GOAL:
Exactly as written, please set down all of the entries again, with no pictures.

EXERCISE INPUT:
====

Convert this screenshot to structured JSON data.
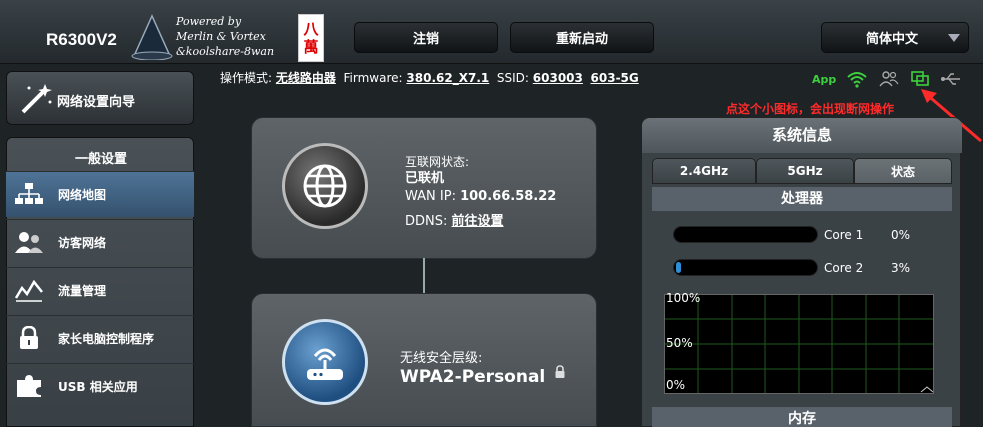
{
  "header": {
    "model": "R6300V2",
    "logo_lines": [
      "Powered by",
      "Merlin & Vortex",
      "&koolshare-8wan"
    ],
    "badge_lines": [
      "八",
      "萬"
    ],
    "logout_label": "注销",
    "reboot_label": "重新启动",
    "language": "简体中文"
  },
  "status_bar": {
    "mode_label": "操作模式:",
    "mode_value": "无线路由器",
    "firmware_label": "Firmware:",
    "firmware_value": "380.62_X7.1",
    "ssid_label": "SSID:",
    "ssid_1": "603003",
    "ssid_2": "603-5G",
    "app_label": "App"
  },
  "annotation": "点这个小图标，会出现断网操作",
  "sidebar": {
    "wizard_label": "网络设置向导",
    "section_title": "一般设置",
    "items": [
      {
        "label": "网络地图",
        "icon": "network-map-icon"
      },
      {
        "label": "访客网络",
        "icon": "guest-network-icon"
      },
      {
        "label": "流量管理",
        "icon": "traffic-icon"
      },
      {
        "label": "家长电脑控制程序",
        "icon": "parental-lock-icon"
      },
      {
        "label": "USB 相关应用",
        "icon": "usb-puzzle-icon"
      }
    ]
  },
  "internet": {
    "status_label": "互联网状态:",
    "status_value": "已联机",
    "wan_label": "WAN IP:",
    "wan_ip": "100.66.58.22",
    "ddns_label": "DDNS:",
    "ddns_link": "前往设置"
  },
  "wireless": {
    "security_label": "无线安全层级:",
    "security_value": "WPA2-Personal"
  },
  "system_info": {
    "title": "系统信息",
    "tabs": [
      "2.4GHz",
      "5GHz",
      "状态"
    ],
    "active_tab": 2,
    "cpu_title": "处理器",
    "cores": [
      {
        "name": "Core 1",
        "percent": "0%",
        "level": 0
      },
      {
        "name": "Core 2",
        "percent": "3%",
        "level": 3
      }
    ],
    "graph_labels": [
      "100%",
      "50%",
      "0%"
    ],
    "memory_title": "内存"
  }
}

====

REPLY:
Convert this screenshot to structured JSON data.
{
  "header": {
    "model": "R6300V2",
    "logo_lines": [
      "Powered by",
      "Merlin & Vortex",
      "&koolshare-8wan"
    ],
    "badge_lines": [
      "八",
      "萬"
    ],
    "logout_label": "注销",
    "reboot_label": "重新启动",
    "language": "简体中文"
  },
  "status_bar": {
    "mode_label": "操作模式:",
    "mode_value": "无线路由器",
    "firmware_label": "Firmware:",
    "firmware_value": "380.62_X7.1",
    "ssid_label": "SSID:",
    "ssid_1": "603003",
    "ssid_2": "603-5G",
    "app_label": "App"
  },
  "annotation": "点这个小图标，会出现断网操作",
  "sidebar": {
    "wizard_label": "网络设置向导",
    "section_title": "一般设置",
    "items": [
      {
        "label": "网络地图",
        "icon": "network-map-icon"
      },
      {
        "label": "访客网络",
        "icon": "guest-network-icon"
      },
      {
        "label": "流量管理",
        "icon": "traffic-icon"
      },
      {
        "label": "家长电脑控制程序",
        "icon": "parental-lock-icon"
      },
      {
        "label": "USB 相关应用",
        "icon": "usb-puzzle-icon"
      }
    ]
  },
  "internet": {
    "status_label": "互联网状态:",
    "status_value": "已联机",
    "wan_label": "WAN IP:",
    "wan_ip": "100.66.58.22",
    "ddns_label": "DDNS:",
    "ddns_link": "前往设置"
  },
  "wireless": {
    "security_label": "无线安全层级:",
    "security_value": "WPA2-Personal"
  },
  "system_info": {
    "title": "系统信息",
    "tabs": [
      "2.4GHz",
      "5GHz",
      "状态"
    ],
    "active_tab": 2,
    "cpu_title": "处理器",
    "cores": [
      {
        "name": "Core 1",
        "percent": "0%",
        "level": 0
      },
      {
        "name": "Core 2",
        "percent": "3%",
        "level": 3
      }
    ],
    "graph_labels": [
      "100%",
      "50%",
      "0%"
    ],
    "memory_title": "内存"
  }
}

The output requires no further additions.